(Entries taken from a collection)
:::::

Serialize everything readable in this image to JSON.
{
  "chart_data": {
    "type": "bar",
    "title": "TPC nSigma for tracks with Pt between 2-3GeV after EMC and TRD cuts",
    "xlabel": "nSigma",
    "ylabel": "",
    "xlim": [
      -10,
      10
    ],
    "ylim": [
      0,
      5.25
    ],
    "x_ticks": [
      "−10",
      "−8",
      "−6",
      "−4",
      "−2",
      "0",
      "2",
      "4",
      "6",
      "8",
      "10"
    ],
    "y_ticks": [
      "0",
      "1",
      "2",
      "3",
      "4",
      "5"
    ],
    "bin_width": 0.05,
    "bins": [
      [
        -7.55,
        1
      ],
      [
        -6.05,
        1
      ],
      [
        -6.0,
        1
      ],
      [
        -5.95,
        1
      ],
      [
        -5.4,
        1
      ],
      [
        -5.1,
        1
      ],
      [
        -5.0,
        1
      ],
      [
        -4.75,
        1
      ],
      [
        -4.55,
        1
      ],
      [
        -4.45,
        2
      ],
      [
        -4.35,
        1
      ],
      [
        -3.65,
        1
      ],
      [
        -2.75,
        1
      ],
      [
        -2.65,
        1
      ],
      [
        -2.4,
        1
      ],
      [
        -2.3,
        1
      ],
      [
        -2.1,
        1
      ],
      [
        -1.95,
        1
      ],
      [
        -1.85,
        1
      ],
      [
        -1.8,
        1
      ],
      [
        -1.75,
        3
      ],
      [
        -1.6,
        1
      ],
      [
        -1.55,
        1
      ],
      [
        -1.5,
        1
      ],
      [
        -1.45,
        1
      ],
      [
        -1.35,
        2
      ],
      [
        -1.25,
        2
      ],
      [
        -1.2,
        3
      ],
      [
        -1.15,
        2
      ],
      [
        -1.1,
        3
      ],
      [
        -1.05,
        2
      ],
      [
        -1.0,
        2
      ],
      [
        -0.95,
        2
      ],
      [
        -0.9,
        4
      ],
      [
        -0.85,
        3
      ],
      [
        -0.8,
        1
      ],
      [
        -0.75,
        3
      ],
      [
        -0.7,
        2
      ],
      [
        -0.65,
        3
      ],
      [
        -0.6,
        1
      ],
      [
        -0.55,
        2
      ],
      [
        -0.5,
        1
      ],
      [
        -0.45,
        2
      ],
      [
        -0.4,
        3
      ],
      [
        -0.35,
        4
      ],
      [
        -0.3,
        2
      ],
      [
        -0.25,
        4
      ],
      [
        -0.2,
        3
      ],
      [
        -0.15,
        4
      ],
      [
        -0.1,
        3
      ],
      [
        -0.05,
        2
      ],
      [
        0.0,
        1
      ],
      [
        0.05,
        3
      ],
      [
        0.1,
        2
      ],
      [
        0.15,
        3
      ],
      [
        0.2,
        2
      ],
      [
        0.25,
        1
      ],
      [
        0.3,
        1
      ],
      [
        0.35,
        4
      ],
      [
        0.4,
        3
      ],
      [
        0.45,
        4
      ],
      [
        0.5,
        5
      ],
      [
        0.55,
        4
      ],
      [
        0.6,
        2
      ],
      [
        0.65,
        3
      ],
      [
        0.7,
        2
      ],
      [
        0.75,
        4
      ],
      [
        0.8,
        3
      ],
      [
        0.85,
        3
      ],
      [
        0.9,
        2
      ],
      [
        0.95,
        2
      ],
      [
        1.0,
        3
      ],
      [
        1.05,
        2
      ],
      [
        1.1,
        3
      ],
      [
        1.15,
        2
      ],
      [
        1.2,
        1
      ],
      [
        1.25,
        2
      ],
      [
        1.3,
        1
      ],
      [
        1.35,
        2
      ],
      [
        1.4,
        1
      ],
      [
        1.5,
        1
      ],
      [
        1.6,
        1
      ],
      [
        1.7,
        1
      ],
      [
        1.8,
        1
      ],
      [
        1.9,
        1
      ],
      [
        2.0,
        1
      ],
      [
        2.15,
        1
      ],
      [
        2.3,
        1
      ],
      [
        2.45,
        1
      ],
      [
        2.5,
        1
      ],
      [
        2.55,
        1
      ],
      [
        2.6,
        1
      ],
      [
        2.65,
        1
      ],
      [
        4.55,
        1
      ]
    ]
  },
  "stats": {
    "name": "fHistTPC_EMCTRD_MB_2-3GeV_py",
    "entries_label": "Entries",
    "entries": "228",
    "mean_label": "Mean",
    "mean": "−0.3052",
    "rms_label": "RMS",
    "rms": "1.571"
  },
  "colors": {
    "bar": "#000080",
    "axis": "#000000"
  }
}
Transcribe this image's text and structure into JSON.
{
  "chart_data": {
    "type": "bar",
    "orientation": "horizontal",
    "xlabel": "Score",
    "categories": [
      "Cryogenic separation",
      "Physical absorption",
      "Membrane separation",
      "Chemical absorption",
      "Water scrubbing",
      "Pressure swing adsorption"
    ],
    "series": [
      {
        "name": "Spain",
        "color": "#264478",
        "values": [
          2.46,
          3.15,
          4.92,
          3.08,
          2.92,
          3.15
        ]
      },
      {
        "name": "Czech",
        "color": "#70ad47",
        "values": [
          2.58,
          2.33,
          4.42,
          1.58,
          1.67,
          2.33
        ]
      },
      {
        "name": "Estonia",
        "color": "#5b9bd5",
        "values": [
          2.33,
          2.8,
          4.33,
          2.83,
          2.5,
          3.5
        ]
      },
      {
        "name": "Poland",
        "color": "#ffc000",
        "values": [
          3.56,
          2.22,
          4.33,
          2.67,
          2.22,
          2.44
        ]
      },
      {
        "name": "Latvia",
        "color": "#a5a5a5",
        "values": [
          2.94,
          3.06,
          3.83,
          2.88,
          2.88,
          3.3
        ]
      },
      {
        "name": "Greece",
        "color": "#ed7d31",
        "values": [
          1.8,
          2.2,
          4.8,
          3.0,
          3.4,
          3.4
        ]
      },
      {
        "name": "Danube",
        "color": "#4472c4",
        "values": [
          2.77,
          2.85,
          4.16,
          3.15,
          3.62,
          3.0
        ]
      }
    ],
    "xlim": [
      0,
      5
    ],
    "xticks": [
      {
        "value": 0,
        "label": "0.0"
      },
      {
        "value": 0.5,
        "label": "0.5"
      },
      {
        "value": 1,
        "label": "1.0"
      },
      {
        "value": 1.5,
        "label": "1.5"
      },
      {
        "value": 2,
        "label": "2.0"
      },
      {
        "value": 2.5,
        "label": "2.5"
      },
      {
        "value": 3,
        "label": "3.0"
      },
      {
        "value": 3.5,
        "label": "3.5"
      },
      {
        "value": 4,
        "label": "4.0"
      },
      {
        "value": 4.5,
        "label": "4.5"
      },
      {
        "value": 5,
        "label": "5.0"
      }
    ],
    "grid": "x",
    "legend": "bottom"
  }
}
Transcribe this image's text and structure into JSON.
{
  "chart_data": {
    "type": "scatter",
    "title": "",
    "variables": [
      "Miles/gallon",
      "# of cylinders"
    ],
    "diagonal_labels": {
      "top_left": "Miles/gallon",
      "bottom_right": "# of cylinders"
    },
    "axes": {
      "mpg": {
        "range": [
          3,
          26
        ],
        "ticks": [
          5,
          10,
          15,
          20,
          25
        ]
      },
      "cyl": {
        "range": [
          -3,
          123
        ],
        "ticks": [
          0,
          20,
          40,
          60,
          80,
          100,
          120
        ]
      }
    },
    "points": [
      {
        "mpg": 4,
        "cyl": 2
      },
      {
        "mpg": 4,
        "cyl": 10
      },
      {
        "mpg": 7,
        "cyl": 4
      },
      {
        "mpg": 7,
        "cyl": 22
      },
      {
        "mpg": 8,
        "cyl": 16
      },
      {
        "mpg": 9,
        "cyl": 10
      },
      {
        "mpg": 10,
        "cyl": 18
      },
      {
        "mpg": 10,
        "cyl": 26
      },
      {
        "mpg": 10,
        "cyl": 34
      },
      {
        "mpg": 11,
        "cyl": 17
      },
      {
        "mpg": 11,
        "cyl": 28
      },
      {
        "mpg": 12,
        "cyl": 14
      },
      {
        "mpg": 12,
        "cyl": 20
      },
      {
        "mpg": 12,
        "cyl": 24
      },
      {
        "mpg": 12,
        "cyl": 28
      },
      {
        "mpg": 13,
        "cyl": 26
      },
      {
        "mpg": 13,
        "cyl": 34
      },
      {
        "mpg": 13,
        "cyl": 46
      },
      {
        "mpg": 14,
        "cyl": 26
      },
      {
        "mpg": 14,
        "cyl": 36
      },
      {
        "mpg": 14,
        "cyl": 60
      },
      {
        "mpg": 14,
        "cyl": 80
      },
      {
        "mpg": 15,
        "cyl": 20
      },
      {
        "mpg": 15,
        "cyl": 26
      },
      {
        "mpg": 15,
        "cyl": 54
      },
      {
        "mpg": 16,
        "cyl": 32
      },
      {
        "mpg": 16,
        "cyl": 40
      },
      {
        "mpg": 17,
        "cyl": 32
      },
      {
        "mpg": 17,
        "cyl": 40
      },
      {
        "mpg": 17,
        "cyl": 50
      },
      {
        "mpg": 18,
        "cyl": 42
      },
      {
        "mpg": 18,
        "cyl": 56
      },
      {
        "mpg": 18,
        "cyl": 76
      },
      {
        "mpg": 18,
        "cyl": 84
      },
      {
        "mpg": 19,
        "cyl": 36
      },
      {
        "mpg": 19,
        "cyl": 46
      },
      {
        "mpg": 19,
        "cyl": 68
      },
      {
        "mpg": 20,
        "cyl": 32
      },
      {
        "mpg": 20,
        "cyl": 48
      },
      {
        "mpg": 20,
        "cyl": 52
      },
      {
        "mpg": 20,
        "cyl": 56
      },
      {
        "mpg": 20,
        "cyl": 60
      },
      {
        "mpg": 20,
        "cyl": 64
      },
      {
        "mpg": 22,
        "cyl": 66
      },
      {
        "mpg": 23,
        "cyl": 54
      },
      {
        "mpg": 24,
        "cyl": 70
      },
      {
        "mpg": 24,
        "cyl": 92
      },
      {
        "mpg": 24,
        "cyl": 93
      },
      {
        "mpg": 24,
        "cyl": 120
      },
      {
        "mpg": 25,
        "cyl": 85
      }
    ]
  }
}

:::::

_Stated exercise:_
In the listing above, find the lines holding the word "name" and copy them.

_Problem solution:_
    "name": "fHistTPC_EMCTRD_MB_2-3GeV_py",
        "name": "Spain",
        "name": "Czech",
        "name": "Estonia",
        "name": "Poland",
        "name": "Latvia",
        "name": "Greece",
        "name": "Danube",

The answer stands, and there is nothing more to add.